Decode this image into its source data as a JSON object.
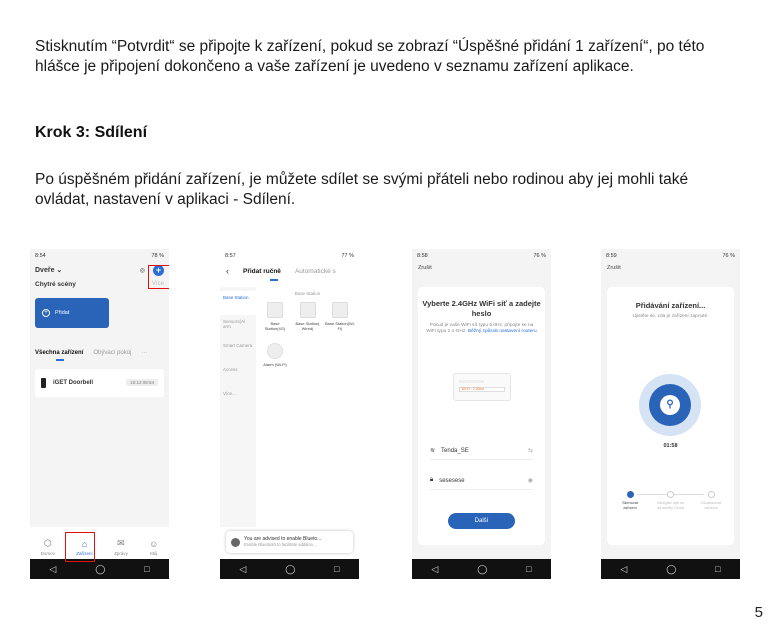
{
  "paragraph1": "Stisknutím “Potvrdit“ se připojte k zařízení, pokud se zobrazí “Úspěšné přidání 1 zařízení“, po této hlášce je připojení dokončeno a vaše zařízení je uvedeno v seznamu zařízení aplikace.",
  "heading": "Krok 3: Sdílení",
  "paragraph2": "Po úspěšném přidání zařízení, je můžete sdílet se svými přáteli nebo rodinou aby jej mohli také ovládat, nastavení v aplikaci - Sdílení.",
  "page_number": "5",
  "phone1": {
    "time": "8:54",
    "battery": "78 %",
    "home_title": "Dveře ⌄",
    "scenes_label": "Chytré scény",
    "scenes_more": "Více",
    "scene_card": "Přidat",
    "tab_all": "Všechna zařízení",
    "tab_room": "Obývací pokoj",
    "device_name": "iGET Doorbell",
    "device_time": "10:13 08:54",
    "nav": [
      "Domov",
      "Zařízení",
      "Zprávy",
      "Můj"
    ]
  },
  "phone2": {
    "time": "8:57",
    "battery": "77 %",
    "tab_manual": "Přidat ručně",
    "tab_auto": "Automatické s",
    "sidebar": [
      "Base Station",
      "Sensors(Al arm",
      "Smart Camera",
      "Access",
      "Více..."
    ],
    "section": "Base Station",
    "items": [
      "Base Station(4G)",
      "Base Station( Wired)",
      "Base Station(Wi-Fi)"
    ],
    "alarm": "Alarm (Wi-Fi)",
    "bt_title": "You are advised to enable Blueto...",
    "bt_sub": "Enable Bluetooth to facilitate addition ..."
  },
  "phone3": {
    "time": "8:58",
    "battery": "76 %",
    "cancel": "Zrušit",
    "title": "Vyberte 2.4GHz WiFi síť a zadejte heslo",
    "subtitle": "Pokud je vaše WiFi síť typu 5.0Hz, připojte se na WiFi typu 2.4 GHz.",
    "subtitle_link": "Běžný způsob nastavení routeru",
    "router_label": "Wi-Fi - 2.4Ghz",
    "wifi_name": "Tenda_SE",
    "password": "sesesese",
    "button": "Další"
  },
  "phone4": {
    "time": "8:59",
    "battery": "76 %",
    "cancel": "Zrušit",
    "title": "Přidávání zařízení...",
    "subtitle": "Ujistěte se, zda je zařízení zapnuté.",
    "timer": "01:58",
    "steps": [
      "Skenovat zařízení",
      "Zaregistr ujte se do služby Cloud",
      "Inicializovat zařízení"
    ]
  }
}
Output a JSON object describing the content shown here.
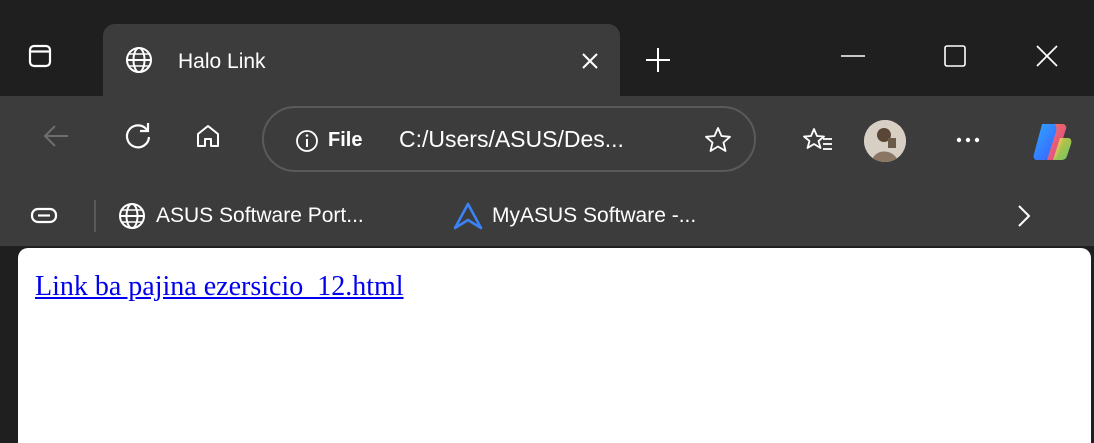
{
  "browser": {
    "tab": {
      "title": "Halo Link",
      "favicon": "globe-icon"
    },
    "address_bar": {
      "scheme_label": "File",
      "url": "C:/Users/ASUS/Des..."
    },
    "bookmarks": [
      {
        "label": "ASUS Software Port...",
        "icon": "globe-icon"
      },
      {
        "label": "MyASUS Software -...",
        "icon": "myasus-logo-icon"
      }
    ]
  },
  "page": {
    "link_text": "Link ba pajina ezersicio_12.html"
  },
  "colors": {
    "chrome_dark": "#1f1f1f",
    "chrome_toolbar": "#3c3c3c",
    "link_blue": "#0000ee",
    "content_bg": "#ffffff"
  }
}
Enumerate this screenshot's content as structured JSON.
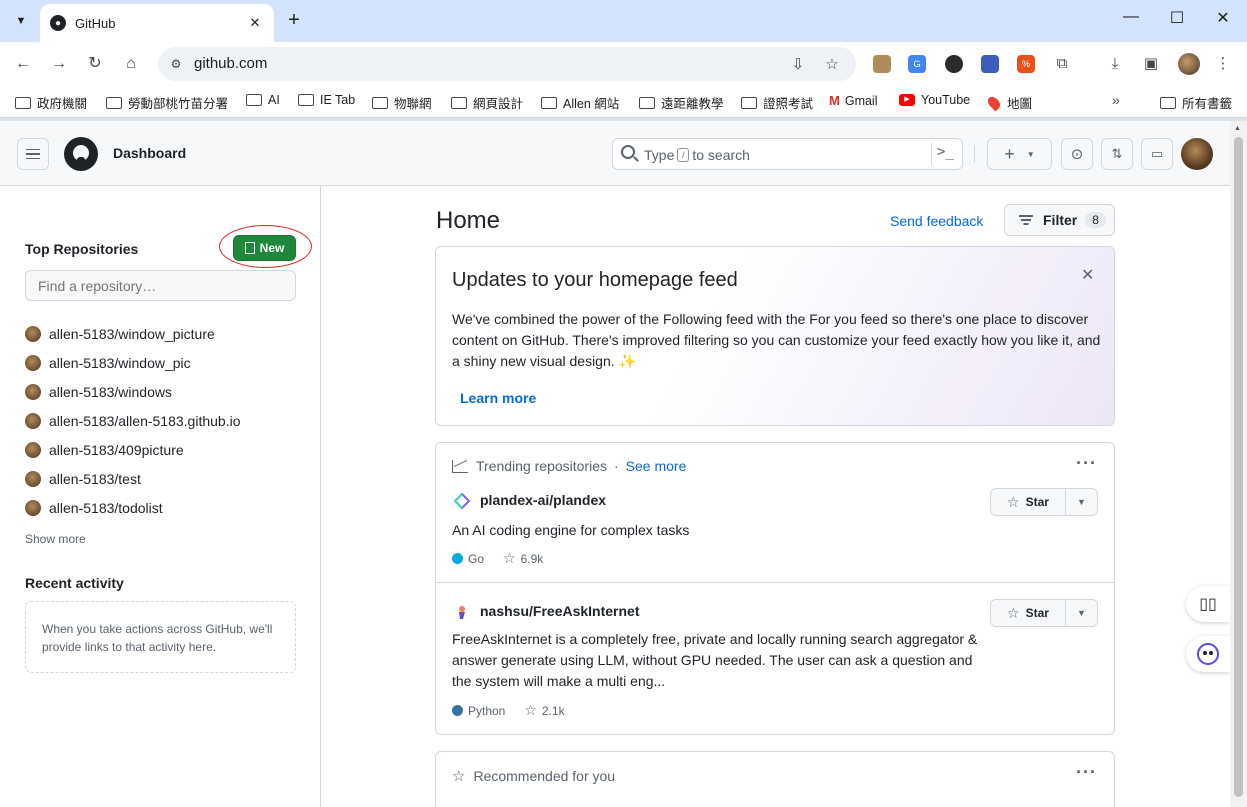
{
  "browser": {
    "tab_title": "GitHub",
    "tab_close": "✕",
    "new_tab": "+",
    "url": "github.com",
    "window_controls": {
      "minimize": "—",
      "maximize": "☐",
      "close": "✕"
    },
    "bookmarks": [
      {
        "label": "政府機關",
        "icon": "folder-icon"
      },
      {
        "label": "勞動部桃竹苗分署",
        "icon": "folder-icon"
      },
      {
        "label": "AI",
        "icon": "folder-icon"
      },
      {
        "label": "IE Tab",
        "icon": "folder-icon"
      },
      {
        "label": "物聯網",
        "icon": "folder-icon"
      },
      {
        "label": "網頁設計",
        "icon": "folder-icon"
      },
      {
        "label": "Allen 網站",
        "icon": "folder-icon"
      },
      {
        "label": "遠距離教學",
        "icon": "folder-icon"
      },
      {
        "label": "證照考試",
        "icon": "folder-icon"
      },
      {
        "label": "Gmail",
        "icon": "gmail-icon"
      },
      {
        "label": "YouTube",
        "icon": "youtube-icon"
      },
      {
        "label": "地圖",
        "icon": "maps-icon"
      }
    ],
    "bookmarks_more": "»",
    "all_bookmarks": "所有書籤"
  },
  "header": {
    "title": "Dashboard",
    "search_placeholder_pre": "Type",
    "search_key": "/",
    "search_placeholder_post": "to search",
    "command_icon": ">_"
  },
  "sidebar": {
    "top_repos_heading": "Top Repositories",
    "new_button": "New",
    "find_placeholder": "Find a repository…",
    "repos": [
      "allen-5183/window_picture",
      "allen-5183/window_pic",
      "allen-5183/windows",
      "allen-5183/allen-5183.github.io",
      "allen-5183/409picture",
      "allen-5183/test",
      "allen-5183/todolist"
    ],
    "show_more": "Show more",
    "recent_heading": "Recent activity",
    "recent_text": "When you take actions across GitHub, we'll provide links to that activity here."
  },
  "main": {
    "title": "Home",
    "send_feedback": "Send feedback",
    "filter_label": "Filter",
    "filter_count": "8",
    "updates": {
      "title": "Updates to your homepage feed",
      "body": "We've combined the power of the Following feed with the For you feed so there's one place to discover content on GitHub. There's improved filtering so you can customize your feed exactly how you like it, and a shiny new visual design. ✨",
      "learn_more": "Learn more"
    },
    "trending": {
      "heading": "Trending repositories",
      "separator": "·",
      "see_more": "See more",
      "items": [
        {
          "name": "plandex-ai/plandex",
          "description": "An AI coding engine for complex tasks",
          "language": "Go",
          "language_color": "#00add8",
          "stars": "6.9k",
          "star_label": "Star"
        },
        {
          "name": "nashsu/FreeAskInternet",
          "description": "FreeAskInternet is a completely free, private and locally running search aggregator & answer generate using LLM, without GPU needed. The user can ask a question and the system will make a multi eng...",
          "language": "Python",
          "language_color": "#3572a5",
          "stars": "2.1k",
          "star_label": "Star"
        }
      ]
    },
    "recommended_heading": "Recommended for you"
  },
  "colors": {
    "accent_link": "#0969da",
    "new_button_green": "#1f883d",
    "annotation_ring": "#e02424"
  }
}
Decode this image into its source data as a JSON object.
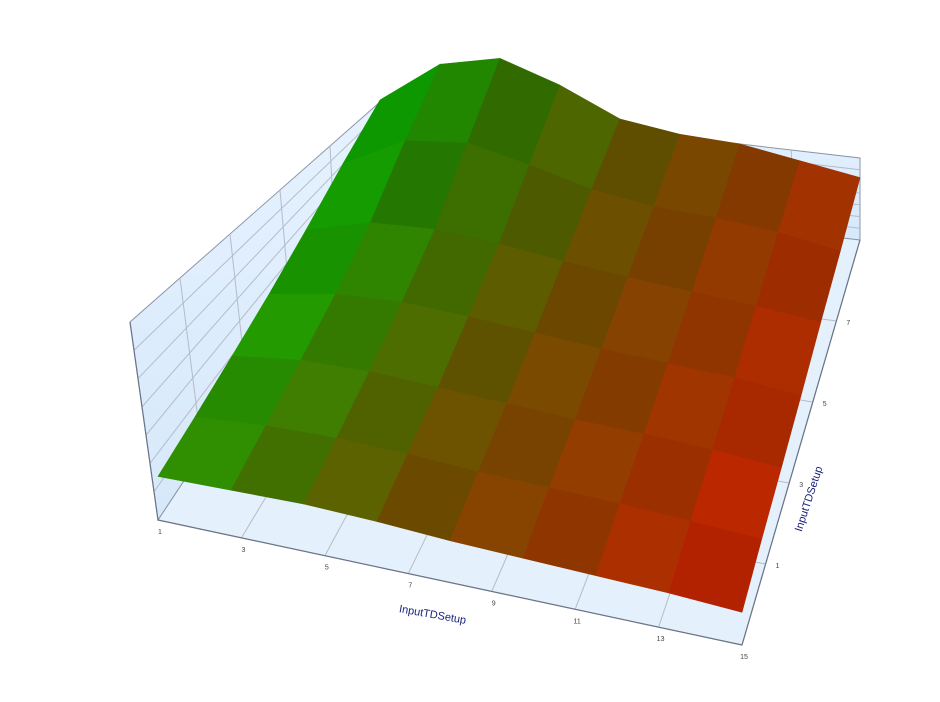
{
  "chart_data": {
    "type": "surface",
    "title": "",
    "xlabel": "InputTDSetup",
    "ylabel": "InputTDSetup",
    "zlabel": "",
    "x_ticks": [
      "1",
      "3",
      "5",
      "7",
      "9",
      "11",
      "13",
      "15"
    ],
    "y_ticks": [
      "1",
      "3",
      "5",
      "7"
    ],
    "grid": true,
    "colors": {
      "low": "#e02000",
      "mid": "#7a5a00",
      "high": "#00d000",
      "wall": "#ddeeff",
      "grid_line": "#b4bcc8"
    },
    "z_range": [
      0,
      10
    ],
    "surface_rows": [
      [
        6.0,
        9.0,
        9.9,
        8.5,
        6.6,
        6.0,
        5.8,
        5.1,
        4.4
      ],
      [
        5.2,
        7.3,
        7.7,
        6.8,
        5.7,
        5.1,
        4.9,
        4.5,
        3.8
      ],
      [
        4.3,
        5.4,
        5.6,
        5.3,
        4.8,
        4.4,
        4.1,
        3.8,
        3.4
      ],
      [
        3.6,
        4.3,
        4.5,
        4.3,
        4.0,
        3.7,
        3.5,
        3.3,
        2.9
      ],
      [
        3.1,
        3.6,
        3.7,
        3.5,
        3.3,
        3.1,
        3.0,
        2.8,
        2.5
      ],
      [
        2.7,
        3.0,
        3.1,
        3.0,
        2.8,
        2.7,
        2.6,
        2.4,
        2.2
      ],
      [
        2.4,
        2.5,
        2.6,
        2.5,
        2.3,
        2.2,
        2.1,
        2.0,
        1.8
      ]
    ]
  }
}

- _Written exercise_
Leave out the pictures and output every record above precisely as given.

- _Response below_
Decode this image into its source data as a JSON object.
{
  "paragraph1": "Stisknutím “Potvrdit“ se připojte k zařízení, pokud se zobrazí “Úspěšné přidání 1 zařízení“, po této hlášce je připojení dokončeno a vaše zařízení je uvedeno v seznamu zařízení aplikace.",
  "heading": "Krok 3: Sdílení",
  "paragraph2": "Po úspěšném přidání zařízení, je můžete sdílet se svými přáteli nebo rodinou aby jej mohli také ovládat, nastavení v aplikaci - Sdílení.",
  "page_number": "5",
  "phone1": {
    "time": "8:54",
    "battery": "78 %",
    "home_title": "Dveře ⌄",
    "scenes_label": "Chytré scény",
    "scenes_more": "Více",
    "scene_card": "Přidat",
    "tab_all": "Všechna zařízení",
    "tab_room": "Obývací pokoj",
    "device_name": "iGET Doorbell",
    "device_time": "10:13 08:54",
    "nav": [
      "Domov",
      "Zařízení",
      "Zprávy",
      "Můj"
    ]
  },
  "phone2": {
    "time": "8:57",
    "battery": "77 %",
    "tab_manual": "Přidat ručně",
    "tab_auto": "Automatické s",
    "sidebar": [
      "Base Station",
      "Sensors(Al arm",
      "Smart Camera",
      "Access",
      "Více..."
    ],
    "section": "Base Station",
    "items": [
      "Base Station(4G)",
      "Base Station( Wired)",
      "Base Station(Wi-Fi)"
    ],
    "alarm": "Alarm (Wi-Fi)",
    "bt_title": "You are advised to enable Blueto...",
    "bt_sub": "Enable Bluetooth to facilitate addition ..."
  },
  "phone3": {
    "time": "8:58",
    "battery": "76 %",
    "cancel": "Zrušit",
    "title": "Vyberte 2.4GHz WiFi síť a zadejte heslo",
    "subtitle": "Pokud je vaše WiFi síť typu 5.0Hz, připojte se na WiFi typu 2.4 GHz.",
    "subtitle_link": "Běžný způsob nastavení routeru",
    "router_label": "Wi-Fi - 2.4Ghz",
    "wifi_name": "Tenda_SE",
    "password": "sesesese",
    "button": "Další"
  },
  "phone4": {
    "time": "8:59",
    "battery": "76 %",
    "cancel": "Zrušit",
    "title": "Přidávání zařízení...",
    "subtitle": "Ujistěte se, zda je zařízení zapnuté.",
    "timer": "01:58",
    "steps": [
      "Skenovat zařízení",
      "Zaregistr ujte se do služby Cloud",
      "Inicializovat zařízení"
    ]
  }
}
Output a JSON object describing the content shown here.
{
  "browser": {
    "tab": {
      "title": "Halo Link",
      "favicon": "globe-icon"
    },
    "address_bar": {
      "scheme_label": "File",
      "url": "C:/Users/ASUS/Des..."
    },
    "bookmarks": [
      {
        "label": "ASUS Software Port...",
        "icon": "globe-icon"
      },
      {
        "label": "MyASUS Software -...",
        "icon": "myasus-logo-icon"
      }
    ]
  },
  "page": {
    "link_text": "Link ba pajina ezersicio_12.html"
  },
  "colors": {
    "chrome_dark": "#1f1f1f",
    "chrome_toolbar": "#3c3c3c",
    "link_blue": "#0000ee",
    "content_bg": "#ffffff"
  }
}
Enumerate this screenshot's content as structured JSON.
{
  "browser": {
    "tab_title": "GitHub",
    "tab_close": "✕",
    "new_tab": "+",
    "url": "github.com",
    "window_controls": {
      "minimize": "—",
      "maximize": "☐",
      "close": "✕"
    },
    "bookmarks": [
      {
        "label": "政府機關",
        "icon": "folder-icon"
      },
      {
        "label": "勞動部桃竹苗分署",
        "icon": "folder-icon"
      },
      {
        "label": "AI",
        "icon": "folder-icon"
      },
      {
        "label": "IE Tab",
        "icon": "folder-icon"
      },
      {
        "label": "物聯網",
        "icon": "folder-icon"
      },
      {
        "label": "網頁設計",
        "icon": "folder-icon"
      },
      {
        "label": "Allen 網站",
        "icon": "folder-icon"
      },
      {
        "label": "遠距離教學",
        "icon": "folder-icon"
      },
      {
        "label": "證照考試",
        "icon": "folder-icon"
      },
      {
        "label": "Gmail",
        "icon": "gmail-icon"
      },
      {
        "label": "YouTube",
        "icon": "youtube-icon"
      },
      {
        "label": "地圖",
        "icon": "maps-icon"
      }
    ],
    "bookmarks_more": "»",
    "all_bookmarks": "所有書籤"
  },
  "header": {
    "title": "Dashboard",
    "search_placeholder_pre": "Type",
    "search_key": "/",
    "search_placeholder_post": "to search",
    "command_icon": ">_"
  },
  "sidebar": {
    "top_repos_heading": "Top Repositories",
    "new_button": "New",
    "find_placeholder": "Find a repository…",
    "repos": [
      "allen-5183/window_picture",
      "allen-5183/window_pic",
      "allen-5183/windows",
      "allen-5183/allen-5183.github.io",
      "allen-5183/409picture",
      "allen-5183/test",
      "allen-5183/todolist"
    ],
    "show_more": "Show more",
    "recent_heading": "Recent activity",
    "recent_text": "When you take actions across GitHub, we'll provide links to that activity here."
  },
  "main": {
    "title": "Home",
    "send_feedback": "Send feedback",
    "filter_label": "Filter",
    "filter_count": "8",
    "updates": {
      "title": "Updates to your homepage feed",
      "body": "We've combined the power of the Following feed with the For you feed so there's one place to discover content on GitHub. There's improved filtering so you can customize your feed exactly how you like it, and a shiny new visual design. ✨",
      "learn_more": "Learn more"
    },
    "trending": {
      "heading": "Trending repositories",
      "separator": "·",
      "see_more": "See more",
      "items": [
        {
          "name": "plandex-ai/plandex",
          "description": "An AI coding engine for complex tasks",
          "language": "Go",
          "language_color": "#00add8",
          "stars": "6.9k",
          "star_label": "Star"
        },
        {
          "name": "nashsu/FreeAskInternet",
          "description": "FreeAskInternet is a completely free, private and locally running search aggregator & answer generate using LLM, without GPU needed. The user can ask a question and the system will make a multi eng...",
          "language": "Python",
          "language_color": "#3572a5",
          "stars": "2.1k",
          "star_label": "Star"
        }
      ]
    },
    "recommended_heading": "Recommended for you"
  },
  "colors": {
    "accent_link": "#0969da",
    "new_button_green": "#1f883d",
    "annotation_ring": "#e02424"
  }
}
Decode this image into its source data as a JSON object.
{
  "chart_data": {
    "type": "surface",
    "title": "",
    "xlabel": "InputTDSetup",
    "ylabel": "InputTDSetup",
    "zlabel": "",
    "x_ticks": [
      "1",
      "3",
      "5",
      "7",
      "9",
      "11",
      "13",
      "15"
    ],
    "y_ticks": [
      "1",
      "3",
      "5",
      "7"
    ],
    "grid": true,
    "colors": {
      "low": "#e02000",
      "mid": "#7a5a00",
      "high": "#00d000",
      "wall": "#ddeeff",
      "grid_line": "#b4bcc8"
    },
    "z_range": [
      0,
      10
    ],
    "surface_rows": [
      [
        6.0,
        9.0,
        9.9,
        8.5,
        6.6,
        6.0,
        5.8,
        5.1,
        4.4
      ],
      [
        5.2,
        7.3,
        7.7,
        6.8,
        5.7,
        5.1,
        4.9,
        4.5,
        3.8
      ],
      [
        4.3,
        5.4,
        5.6,
        5.3,
        4.8,
        4.4,
        4.1,
        3.8,
        3.4
      ],
      [
        3.6,
        4.3,
        4.5,
        4.3,
        4.0,
        3.7,
        3.5,
        3.3,
        2.9
      ],
      [
        3.1,
        3.6,
        3.7,
        3.5,
        3.3,
        3.1,
        3.0,
        2.8,
        2.5
      ],
      [
        2.7,
        3.0,
        3.1,
        3.0,
        2.8,
        2.7,
        2.6,
        2.4,
        2.2
      ],
      [
        2.4,
        2.5,
        2.6,
        2.5,
        2.3,
        2.2,
        2.1,
        2.0,
        1.8
      ]
    ]
  }
}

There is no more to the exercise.